Stated exercise A
Reproduce the listing below verbatim, from the line containing "water-washdry-param: Consommation d’eau" through the line containing "eec-sub1-sup: a) [1360, 685, 1374, 703]", inclusive.

Plaque on the pillars in Deangate YO1 7JA
The Minster Close plaque was installed in 1995 by the Friends of York Minster on new pillars in Deangate. The term Minster Close as the name of an area around the Minster is not recorded before the late 13th century. In a 1276 survey mentioning both houses and tenants, it is clausum cimiterii ecclesie Sancti Petri. Buildings around the Minster accumulated and obscured the church, particularly at the south side. When Augustus Duncombe became dean in 1858, he found that there were no open views of the Minster except from the north – in fact from the Deanery garden – and he resolved to improve this by removals and demolition. As part of the programme, Dean Duncombe purchased and demolished houses between 1859-64 to form Duncombe Place out of the narrow Lop Lane and top of Blake Street.
Creation of Deangate
By 1880, the topography of the precinct was much as it is now, but cutting the street from Petergate to Goodramgate in 1903 was the last part of a plan to open up the precinct to improve traffic flow. Nikolaus Pevsner describes this as ‘destruction of the Close’ and the laying out of Deangate as ‘particularly disastrous’. Deangate is an interesting example of a route formed in the 20th century but deliberately named by the old York form “gate”. The street became the A64 main trunk road and, as road usage increased, heavy traffic thundered past the Minster in the mid- to late 20th century, the vibration and pollution causing much damage to the structure of the medieval cathedral. This became recognised as an issue and campaigning, including by the York Civic Trust, was eventually successful. Deangate was pedestrianised in 1989.

Stated exercise B
Repeat the passage of the Deangate text between "Creation of Deangate" and "pedestrianised in 1989.", inclusive, word for word.

Stored records
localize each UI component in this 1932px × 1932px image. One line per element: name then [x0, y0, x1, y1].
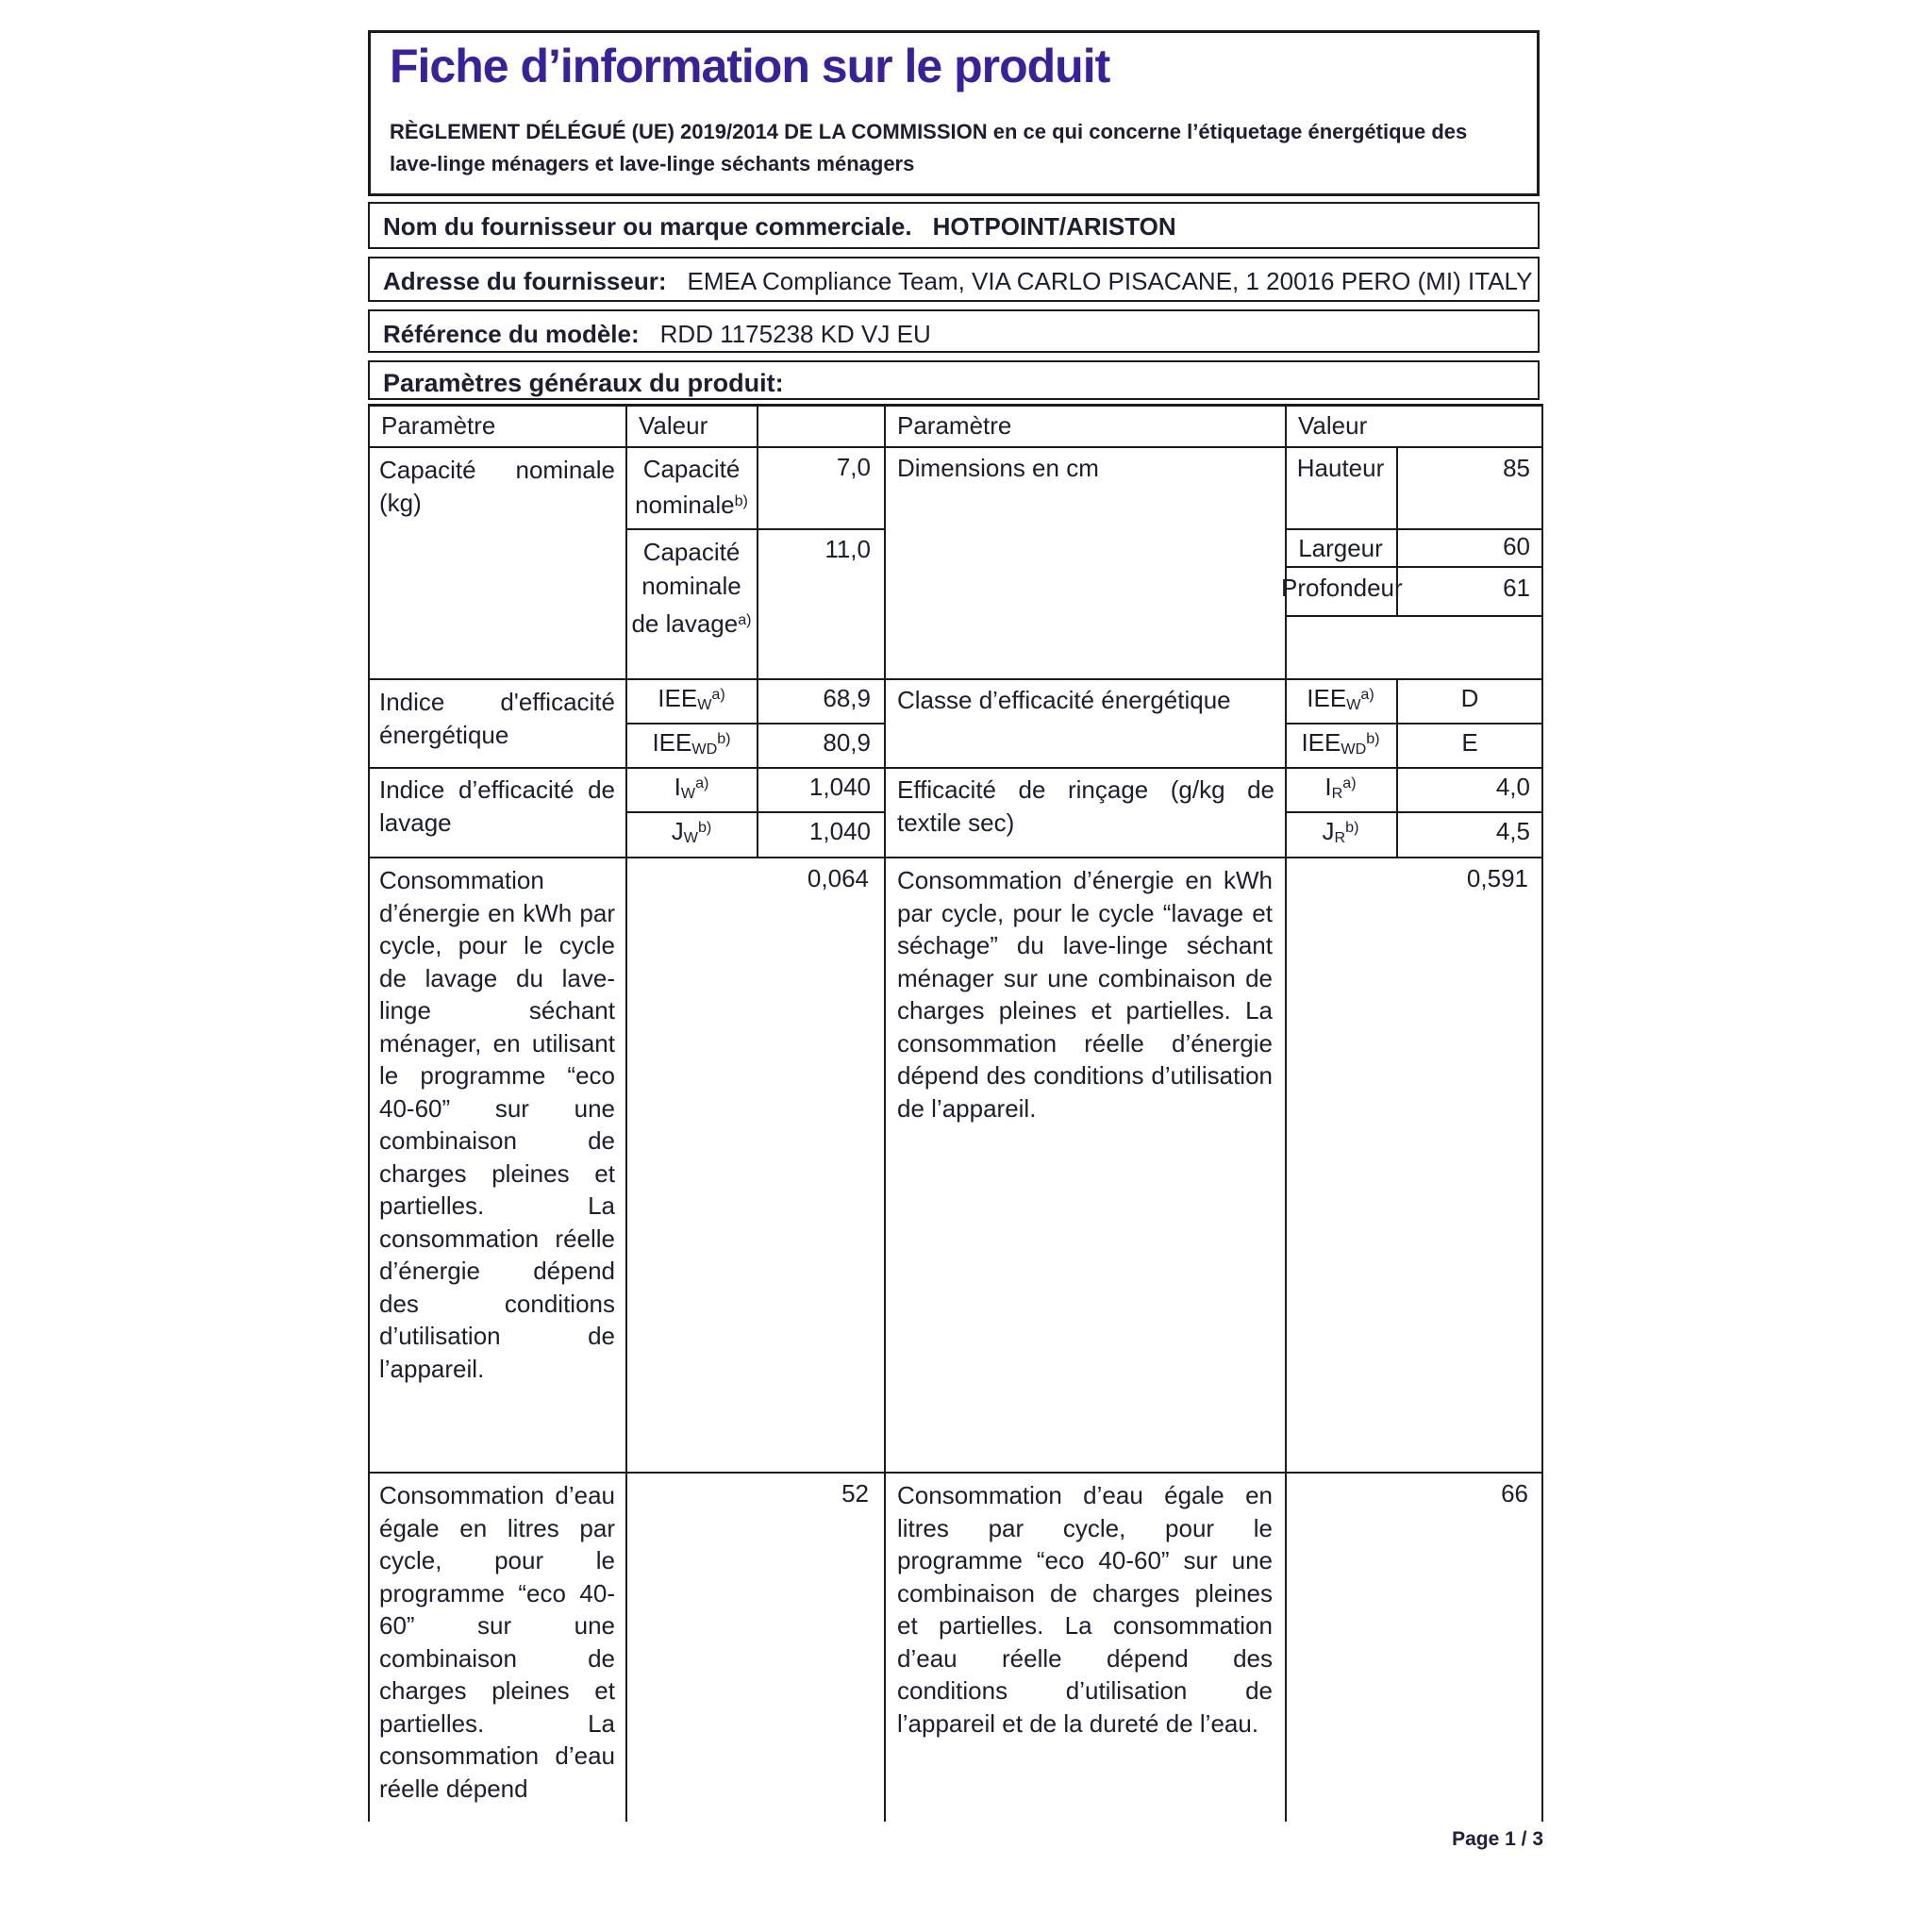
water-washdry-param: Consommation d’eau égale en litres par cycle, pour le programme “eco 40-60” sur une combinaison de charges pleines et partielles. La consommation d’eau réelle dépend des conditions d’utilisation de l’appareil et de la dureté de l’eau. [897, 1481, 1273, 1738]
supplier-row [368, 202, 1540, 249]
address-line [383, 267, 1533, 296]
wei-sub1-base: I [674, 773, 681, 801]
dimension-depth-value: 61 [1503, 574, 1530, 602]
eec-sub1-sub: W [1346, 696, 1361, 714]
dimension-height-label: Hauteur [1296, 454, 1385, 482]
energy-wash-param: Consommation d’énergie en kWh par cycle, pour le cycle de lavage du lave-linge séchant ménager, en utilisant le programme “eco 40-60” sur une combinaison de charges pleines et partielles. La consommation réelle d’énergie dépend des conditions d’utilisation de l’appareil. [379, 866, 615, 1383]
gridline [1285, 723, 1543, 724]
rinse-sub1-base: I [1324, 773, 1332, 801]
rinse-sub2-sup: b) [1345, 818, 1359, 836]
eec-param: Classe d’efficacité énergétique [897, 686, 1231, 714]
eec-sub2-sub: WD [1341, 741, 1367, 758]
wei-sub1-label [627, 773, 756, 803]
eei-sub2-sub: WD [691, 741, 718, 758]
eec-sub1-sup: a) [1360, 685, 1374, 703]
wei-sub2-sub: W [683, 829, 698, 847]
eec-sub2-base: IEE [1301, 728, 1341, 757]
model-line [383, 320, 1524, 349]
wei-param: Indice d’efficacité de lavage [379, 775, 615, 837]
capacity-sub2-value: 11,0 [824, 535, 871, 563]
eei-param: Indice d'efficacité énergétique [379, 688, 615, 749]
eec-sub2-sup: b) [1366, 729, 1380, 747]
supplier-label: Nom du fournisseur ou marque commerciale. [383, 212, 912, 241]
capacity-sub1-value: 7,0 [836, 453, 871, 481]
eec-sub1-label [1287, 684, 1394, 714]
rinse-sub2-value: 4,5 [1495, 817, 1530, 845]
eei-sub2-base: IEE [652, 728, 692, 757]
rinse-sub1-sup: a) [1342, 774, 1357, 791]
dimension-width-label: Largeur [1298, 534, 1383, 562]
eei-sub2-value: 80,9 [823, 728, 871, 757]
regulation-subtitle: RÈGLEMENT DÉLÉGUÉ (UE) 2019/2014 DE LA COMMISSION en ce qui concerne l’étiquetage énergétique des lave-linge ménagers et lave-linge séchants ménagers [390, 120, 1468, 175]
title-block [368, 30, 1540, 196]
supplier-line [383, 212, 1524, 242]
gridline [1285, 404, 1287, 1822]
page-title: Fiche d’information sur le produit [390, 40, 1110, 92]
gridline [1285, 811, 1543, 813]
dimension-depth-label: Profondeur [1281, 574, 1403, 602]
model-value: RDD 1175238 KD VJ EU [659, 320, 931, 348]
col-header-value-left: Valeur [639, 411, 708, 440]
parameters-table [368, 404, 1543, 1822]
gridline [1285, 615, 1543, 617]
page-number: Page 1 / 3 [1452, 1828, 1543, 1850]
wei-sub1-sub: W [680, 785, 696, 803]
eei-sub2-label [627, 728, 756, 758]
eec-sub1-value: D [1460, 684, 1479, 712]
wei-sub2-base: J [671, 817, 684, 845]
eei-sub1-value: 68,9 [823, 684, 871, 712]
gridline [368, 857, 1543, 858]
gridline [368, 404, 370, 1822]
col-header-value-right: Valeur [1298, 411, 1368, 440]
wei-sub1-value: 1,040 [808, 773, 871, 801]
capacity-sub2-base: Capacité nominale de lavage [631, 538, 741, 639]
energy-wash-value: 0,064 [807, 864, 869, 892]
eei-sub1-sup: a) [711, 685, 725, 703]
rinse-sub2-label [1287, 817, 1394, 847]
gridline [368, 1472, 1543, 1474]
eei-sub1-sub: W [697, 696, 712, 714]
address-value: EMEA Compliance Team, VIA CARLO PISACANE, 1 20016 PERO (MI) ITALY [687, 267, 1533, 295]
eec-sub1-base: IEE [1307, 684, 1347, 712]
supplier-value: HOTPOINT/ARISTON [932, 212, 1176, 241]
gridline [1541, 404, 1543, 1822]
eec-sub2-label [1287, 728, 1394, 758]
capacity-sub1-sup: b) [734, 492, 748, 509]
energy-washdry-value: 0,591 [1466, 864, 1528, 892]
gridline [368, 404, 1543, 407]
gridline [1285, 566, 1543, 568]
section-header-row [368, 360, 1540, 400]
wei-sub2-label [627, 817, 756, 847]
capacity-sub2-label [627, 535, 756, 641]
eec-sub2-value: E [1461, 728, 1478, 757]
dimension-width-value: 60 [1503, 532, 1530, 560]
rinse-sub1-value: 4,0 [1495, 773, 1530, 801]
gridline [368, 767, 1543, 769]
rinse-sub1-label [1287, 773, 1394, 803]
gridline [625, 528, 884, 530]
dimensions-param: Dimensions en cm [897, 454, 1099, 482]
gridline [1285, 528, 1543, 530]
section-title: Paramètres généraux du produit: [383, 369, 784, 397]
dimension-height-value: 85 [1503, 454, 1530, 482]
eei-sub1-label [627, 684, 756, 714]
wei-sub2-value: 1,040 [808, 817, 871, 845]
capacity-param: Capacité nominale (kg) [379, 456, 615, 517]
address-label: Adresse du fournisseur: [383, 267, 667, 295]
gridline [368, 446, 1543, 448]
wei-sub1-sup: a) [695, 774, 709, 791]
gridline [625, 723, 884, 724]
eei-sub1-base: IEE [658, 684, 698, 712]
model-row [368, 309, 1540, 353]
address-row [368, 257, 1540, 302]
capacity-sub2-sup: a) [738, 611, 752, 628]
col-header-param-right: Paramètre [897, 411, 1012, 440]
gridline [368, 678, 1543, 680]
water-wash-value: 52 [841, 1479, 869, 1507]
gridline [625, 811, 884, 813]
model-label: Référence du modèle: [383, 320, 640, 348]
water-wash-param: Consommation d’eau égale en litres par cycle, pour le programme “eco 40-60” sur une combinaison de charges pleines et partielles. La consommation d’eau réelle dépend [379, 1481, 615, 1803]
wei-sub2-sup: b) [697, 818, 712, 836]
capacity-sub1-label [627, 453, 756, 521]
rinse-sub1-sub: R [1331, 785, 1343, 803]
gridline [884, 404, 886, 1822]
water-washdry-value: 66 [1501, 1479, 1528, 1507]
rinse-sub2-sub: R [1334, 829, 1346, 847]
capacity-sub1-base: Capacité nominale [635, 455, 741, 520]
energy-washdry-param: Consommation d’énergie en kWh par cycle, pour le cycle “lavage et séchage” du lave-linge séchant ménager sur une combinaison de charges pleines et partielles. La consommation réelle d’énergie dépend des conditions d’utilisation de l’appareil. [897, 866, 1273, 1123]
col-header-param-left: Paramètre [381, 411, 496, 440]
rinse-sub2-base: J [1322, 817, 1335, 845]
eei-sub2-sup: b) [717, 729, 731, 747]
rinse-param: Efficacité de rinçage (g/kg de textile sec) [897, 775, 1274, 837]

Exercise output A
water-washdry-param: Consommation d’eau égale en litres par cycle, pour le programme “eco 40-60” sur une combinaison de charges pleines et partielles. La consommation d’eau réelle dépend des conditions d’utilisation de l’appareil et de la dureté de l’eau. [897, 1481, 1273, 1738]
supplier-row [368, 202, 1540, 249]
address-line [383, 267, 1533, 296]
wei-sub1-base: I [674, 773, 681, 801]
dimension-depth-value: 61 [1503, 574, 1530, 602]
eec-sub1-sub: W [1346, 696, 1361, 714]
dimension-height-label: Hauteur [1296, 454, 1385, 482]
energy-wash-param: Consommation d’énergie en kWh par cycle, pour le cycle de lavage du lave-linge séchant ménager, en utilisant le programme “eco 40-60” sur une combinaison de charges pleines et partielles. La consommation réelle d’énergie dépend des conditions d’utilisation de l’appareil. [379, 866, 615, 1383]
gridline [1285, 723, 1543, 724]
rinse-sub1-base: I [1324, 773, 1332, 801]
rinse-sub2-sup: b) [1345, 818, 1359, 836]
eec-param: Classe d’efficacité énergétique [897, 686, 1231, 714]
eec-sub2-sub: WD [1341, 741, 1367, 758]
wei-sub1-label [627, 773, 756, 803]
eei-sub2-sub: WD [691, 741, 718, 758]
eec-sub1-sup: a) [1360, 685, 1374, 703]

Exercise output B
Creation of Deangate
By 1880, the topography of the precinct was much as it is now, but cutting the street from Petergate to Goodramgate in 1903 was the last part of a plan to open up the precinct to improve traffic flow. Nikolaus Pevsner describes this as ‘destruction of the Close’ and the laying out of Deangate as ‘particularly disastrous’. Deangate is an interesting example of a route formed in the 20th century but deliberately named by the old York form “gate”. The street became the A64 main trunk road and, as road usage increased, heavy traffic thundered past the Minster in the mid- to late 20th century, the vibration and pollution causing much damage to the structure of the medieval cathedral. This became recognised as an issue and campaigning, including by the York Civic Trust, was eventually successful. Deangate was pedestrianised in 1989.